What to do –
Write out every line of the records below, character for character, with nothing changed or left out.

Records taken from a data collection
— Begin —
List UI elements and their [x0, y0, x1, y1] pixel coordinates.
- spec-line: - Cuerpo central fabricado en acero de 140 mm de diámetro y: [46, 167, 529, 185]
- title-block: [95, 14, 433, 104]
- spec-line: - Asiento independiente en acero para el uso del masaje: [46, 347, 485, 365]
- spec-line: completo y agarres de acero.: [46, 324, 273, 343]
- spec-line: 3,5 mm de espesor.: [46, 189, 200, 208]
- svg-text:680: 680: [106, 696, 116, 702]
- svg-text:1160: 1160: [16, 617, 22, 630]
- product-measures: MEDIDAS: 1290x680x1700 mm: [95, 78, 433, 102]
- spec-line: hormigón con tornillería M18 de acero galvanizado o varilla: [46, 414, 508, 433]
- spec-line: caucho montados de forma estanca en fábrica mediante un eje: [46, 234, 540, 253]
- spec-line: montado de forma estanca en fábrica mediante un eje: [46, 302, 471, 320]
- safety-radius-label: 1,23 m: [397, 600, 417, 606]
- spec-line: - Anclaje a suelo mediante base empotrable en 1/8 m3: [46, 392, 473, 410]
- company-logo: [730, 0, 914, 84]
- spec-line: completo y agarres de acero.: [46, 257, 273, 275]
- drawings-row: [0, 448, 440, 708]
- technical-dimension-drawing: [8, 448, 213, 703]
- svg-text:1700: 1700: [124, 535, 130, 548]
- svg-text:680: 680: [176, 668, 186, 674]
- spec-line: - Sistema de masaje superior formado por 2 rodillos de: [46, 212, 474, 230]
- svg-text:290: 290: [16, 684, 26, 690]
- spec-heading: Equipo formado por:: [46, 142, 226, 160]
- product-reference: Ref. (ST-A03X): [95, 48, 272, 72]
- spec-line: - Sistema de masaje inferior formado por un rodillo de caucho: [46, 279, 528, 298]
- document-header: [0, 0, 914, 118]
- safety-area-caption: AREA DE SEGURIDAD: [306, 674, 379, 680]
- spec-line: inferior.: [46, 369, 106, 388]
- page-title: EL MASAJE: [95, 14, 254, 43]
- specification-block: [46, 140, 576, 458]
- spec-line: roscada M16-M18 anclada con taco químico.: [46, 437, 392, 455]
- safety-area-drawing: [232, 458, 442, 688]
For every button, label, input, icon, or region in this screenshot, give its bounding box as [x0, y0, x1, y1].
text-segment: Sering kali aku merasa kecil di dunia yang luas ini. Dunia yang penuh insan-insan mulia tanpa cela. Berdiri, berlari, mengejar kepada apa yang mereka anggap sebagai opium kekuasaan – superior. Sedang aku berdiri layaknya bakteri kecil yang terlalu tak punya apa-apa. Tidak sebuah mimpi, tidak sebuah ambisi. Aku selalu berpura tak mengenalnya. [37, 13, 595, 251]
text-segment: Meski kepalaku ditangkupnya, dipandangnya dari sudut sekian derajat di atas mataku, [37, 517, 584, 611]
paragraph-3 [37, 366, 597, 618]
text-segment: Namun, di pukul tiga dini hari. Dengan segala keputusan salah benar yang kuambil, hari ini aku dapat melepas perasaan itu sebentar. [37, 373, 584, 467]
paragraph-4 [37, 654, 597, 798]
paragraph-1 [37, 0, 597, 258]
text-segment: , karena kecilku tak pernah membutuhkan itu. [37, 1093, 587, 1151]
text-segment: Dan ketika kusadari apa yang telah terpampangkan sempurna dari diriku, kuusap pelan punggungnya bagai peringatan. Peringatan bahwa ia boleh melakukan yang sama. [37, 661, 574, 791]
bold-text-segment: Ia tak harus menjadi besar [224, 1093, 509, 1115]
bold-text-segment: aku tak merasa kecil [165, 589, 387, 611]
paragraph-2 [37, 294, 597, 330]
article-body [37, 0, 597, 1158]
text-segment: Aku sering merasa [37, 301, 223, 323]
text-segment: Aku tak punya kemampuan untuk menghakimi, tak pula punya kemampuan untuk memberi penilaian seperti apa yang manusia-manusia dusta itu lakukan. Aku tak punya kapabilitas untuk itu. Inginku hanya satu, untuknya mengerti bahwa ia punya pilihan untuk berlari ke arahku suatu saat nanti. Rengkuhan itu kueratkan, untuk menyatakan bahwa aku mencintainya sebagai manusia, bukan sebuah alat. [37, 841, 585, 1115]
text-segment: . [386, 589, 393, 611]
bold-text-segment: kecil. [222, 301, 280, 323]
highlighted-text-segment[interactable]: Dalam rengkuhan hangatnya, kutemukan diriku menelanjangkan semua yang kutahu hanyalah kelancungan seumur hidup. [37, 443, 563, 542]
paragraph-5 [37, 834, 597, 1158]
— End —
Output of the task –
List UI elements and their [x0, y0, x1, y1] pixel coordinates.
- spec-line: - Cuerpo central fabricado en acero de 140 mm de diámetro y: [46, 167, 529, 185]
- title-block: [95, 14, 433, 104]
- spec-line: - Asiento independiente en acero para el uso del masaje: [46, 347, 485, 365]
- spec-line: completo y agarres de acero.: [46, 324, 273, 343]
- spec-line: 3,5 mm de espesor.: [46, 189, 200, 208]
- svg-text:680: 680: [106, 696, 116, 702]
- svg-text:1160: 1160: [16, 617, 22, 630]
- product-measures: MEDIDAS: 1290x680x1700 mm: [95, 78, 433, 102]
- spec-line: hormigón con tornillería M18 de acero galvanizado o varilla: [46, 414, 508, 433]
- spec-line: caucho montados de forma estanca en fábrica mediante un eje: [46, 234, 540, 253]
- spec-line: montado de forma estanca en fábrica mediante un eje: [46, 302, 471, 320]
- safety-radius-label: 1,23 m: [397, 600, 417, 606]
- spec-line: - Anclaje a suelo mediante base empotrable en 1/8 m3: [46, 392, 473, 410]
- company-logo: [730, 0, 914, 84]
- spec-line: completo y agarres de acero.: [46, 257, 273, 275]
- drawings-row: [0, 448, 440, 708]
- technical-dimension-drawing: [8, 448, 213, 703]
- svg-text:1700: 1700: [124, 535, 130, 548]
- svg-text:680: 680: [176, 668, 186, 674]
- spec-line: - Sistema de masaje superior formado por 2 rodillos de: [46, 212, 474, 230]
- svg-text:290: 290: [16, 684, 26, 690]
- spec-heading: Equipo formado por:: [46, 142, 226, 160]
- product-reference: Ref. (ST-A03X): [95, 48, 272, 72]
- spec-line: - Sistema de masaje inferior formado por un rodillo de caucho: [46, 279, 528, 298]
- document-header: [0, 0, 914, 118]
- safety-area-caption: AREA DE SEGURIDAD: [306, 674, 379, 680]
- spec-line: inferior.: [46, 369, 106, 388]
- page-title: EL MASAJE: [95, 14, 254, 43]
- specification-block: [46, 140, 576, 458]
- spec-line: roscada M16-M18 anclada con taco químico.: [46, 437, 392, 455]
- safety-area-drawing: [232, 458, 442, 688]
For every button, label, input, icon, or region in this screenshot, give its bounding box as [x0, y0, x1, y1].
text-segment: Sering kali aku merasa kecil di dunia yang luas ini. Dunia yang penuh insan-insan mulia tanpa cela. Berdiri, berlari, mengejar kepada apa yang mereka anggap sebagai opium kekuasaan – superior. Sedang aku berdiri layaknya bakteri kecil yang terlalu tak punya apa-apa. Tidak sebuah mimpi, tidak sebuah ambisi. Aku selalu berpura tak mengenalnya. [37, 13, 595, 251]
text-segment: Meski kepalaku ditangkupnya, dipandangnya dari sudut sekian derajat di atas mataku, [37, 517, 584, 611]
paragraph-3 [37, 366, 597, 618]
text-segment: Namun, di pukul tiga dini hari. Dengan segala keputusan salah benar yang kuambil, hari ini aku dapat melepas perasaan itu sebentar. [37, 373, 584, 467]
paragraph-4 [37, 654, 597, 798]
paragraph-1 [37, 0, 597, 258]
text-segment: , karena kecilku tak pernah membutuhkan itu. [37, 1093, 587, 1151]
text-segment: Dan ketika kusadari apa yang telah terpampangkan sempurna dari diriku, kuusap pelan punggungnya bagai peringatan. Peringatan bahwa ia boleh melakukan yang sama. [37, 661, 574, 791]
bold-text-segment: Ia tak harus menjadi besar [224, 1093, 509, 1115]
bold-text-segment: aku tak merasa kecil [165, 589, 387, 611]
paragraph-2 [37, 294, 597, 330]
article-body [37, 0, 597, 1158]
text-segment: Aku sering merasa [37, 301, 223, 323]
text-segment: Aku tak punya kemampuan untuk menghakimi, tak pula punya kemampuan untuk memberi penilaian seperti apa yang manusia-manusia dusta itu lakukan. Aku tak punya kapabilitas untuk itu. Inginku hanya satu, untuknya mengerti bahwa ia punya pilihan untuk berlari ke arahku suatu saat nanti. Rengkuhan itu kueratkan, untuk menyatakan bahwa aku mencintainya sebagai manusia, bukan sebuah alat. [37, 841, 585, 1115]
text-segment: . [386, 589, 393, 611]
bold-text-segment: kecil. [222, 301, 280, 323]
highlighted-text-segment[interactable]: Dalam rengkuhan hangatnya, kutemukan diriku menelanjangkan semua yang kutahu hanyalah kelancungan seumur hidup. [37, 443, 563, 542]
paragraph-5 [37, 834, 597, 1158]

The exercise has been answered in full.